* Records provided *
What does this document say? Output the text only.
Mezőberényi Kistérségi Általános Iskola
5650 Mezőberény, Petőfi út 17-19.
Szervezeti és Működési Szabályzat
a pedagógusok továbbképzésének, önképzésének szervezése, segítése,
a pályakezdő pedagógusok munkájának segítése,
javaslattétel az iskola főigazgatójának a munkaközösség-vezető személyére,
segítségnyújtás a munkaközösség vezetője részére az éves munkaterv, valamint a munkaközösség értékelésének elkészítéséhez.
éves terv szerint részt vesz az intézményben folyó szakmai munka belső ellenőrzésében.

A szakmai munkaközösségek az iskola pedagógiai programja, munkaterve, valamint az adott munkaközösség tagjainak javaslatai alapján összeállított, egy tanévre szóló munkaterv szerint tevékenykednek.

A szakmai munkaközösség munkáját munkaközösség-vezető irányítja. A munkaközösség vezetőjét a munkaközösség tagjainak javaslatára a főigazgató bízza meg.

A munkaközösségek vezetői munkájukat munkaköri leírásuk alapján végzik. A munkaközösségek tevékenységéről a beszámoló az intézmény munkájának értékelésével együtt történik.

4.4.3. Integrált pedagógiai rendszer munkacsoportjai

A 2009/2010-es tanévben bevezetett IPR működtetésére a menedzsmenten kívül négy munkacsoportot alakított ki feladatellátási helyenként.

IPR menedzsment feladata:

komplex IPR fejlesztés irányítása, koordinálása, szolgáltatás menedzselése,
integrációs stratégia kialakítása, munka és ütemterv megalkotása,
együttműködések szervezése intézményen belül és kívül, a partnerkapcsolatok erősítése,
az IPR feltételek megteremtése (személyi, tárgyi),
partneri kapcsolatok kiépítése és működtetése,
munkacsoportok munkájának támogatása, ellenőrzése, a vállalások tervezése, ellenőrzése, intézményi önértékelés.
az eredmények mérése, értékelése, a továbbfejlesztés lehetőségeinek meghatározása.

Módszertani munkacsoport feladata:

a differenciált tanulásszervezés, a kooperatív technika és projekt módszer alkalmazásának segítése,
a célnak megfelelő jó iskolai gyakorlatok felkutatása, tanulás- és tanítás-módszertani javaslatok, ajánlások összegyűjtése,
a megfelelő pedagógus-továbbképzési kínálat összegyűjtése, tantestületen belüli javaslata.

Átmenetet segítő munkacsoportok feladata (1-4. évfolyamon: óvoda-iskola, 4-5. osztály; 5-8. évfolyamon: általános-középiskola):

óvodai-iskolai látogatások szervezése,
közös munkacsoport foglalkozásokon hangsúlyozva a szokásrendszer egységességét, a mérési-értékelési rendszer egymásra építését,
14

* Problem details *
Repeat the material above in full, exactly as it stands.

* The output *
What does this document say? Output the text only.
Mezőberényi Kistérségi Általános Iskola
5650 Mezőberény, Petőfi út 17-19.
Szervezeti és Működési Szabályzat
a pedagógusok továbbképzésének, önképzésének szervezése, segítése,
a pályakezdő pedagógusok munkájának segítése,
javaslattétel az iskola főigazgatójának a munkaközösség-vezető személyére,
segítségnyújtás a munkaközösség vezetője részére az éves munkaterv, valamint a munkaközösség értékelésének elkészítéséhez.
éves terv szerint részt vesz az intézményben folyó szakmai munka belső ellenőrzésében.

A szakmai munkaközösségek az iskola pedagógiai programja, munkaterve, valamint az adott munkaközösség tagjainak javaslatai alapján összeállított, egy tanévre szóló munkaterv szerint tevékenykednek.

A szakmai munkaközösség munkáját munkaközösség-vezető irányítja. A munkaközösség vezetőjét a munkaközösség tagjainak javaslatára a főigazgató bízza meg.

A munkaközösségek vezetői munkájukat munkaköri leírásuk alapján végzik. A munkaközösségek tevékenységéről a beszámoló az intézmény munkájának értékelésével együtt történik.

4.4.3. Integrált pedagógiai rendszer munkacsoportjai

A 2009/2010-es tanévben bevezetett IPR működtetésére a menedzsmenten kívül négy munkacsoportot alakított ki feladatellátási helyenként.

IPR menedzsment feladata:

komplex IPR fejlesztés irányítása, koordinálása, szolgáltatás menedzselése,
integrációs stratégia kialakítása, munka és ütemterv megalkotása,
együttműködések szervezése intézményen belül és kívül, a partnerkapcsolatok erősítése,
az IPR feltételek megteremtése (személyi, tárgyi),
partneri kapcsolatok kiépítése és működtetése,
munkacsoportok munkájának támogatása, ellenőrzése, a vállalások tervezése, ellenőrzése, intézményi önértékelés.
az eredmények mérése, értékelése, a továbbfejlesztés lehetőségeinek meghatározása.

Módszertani munkacsoport feladata:

a differenciált tanulásszervezés, a kooperatív technika és projekt módszer alkalmazásának segítése,
a célnak megfelelő jó iskolai gyakorlatok felkutatása, tanulás- és tanítás-módszertani javaslatok, ajánlások összegyűjtése,
a megfelelő pedagógus-továbbképzési kínálat összegyűjtése, tantestületen belüli javaslata.

Átmenetet segítő munkacsoportok feladata (1-4. évfolyamon: óvoda-iskola, 4-5. osztály; 5-8. évfolyamon: általános-középiskola):

óvodai-iskolai látogatások szervezése,
közös munkacsoport foglalkozásokon hangsúlyozva a szokásrendszer egységességét, a mérési-értékelési rendszer egymásra építését,
14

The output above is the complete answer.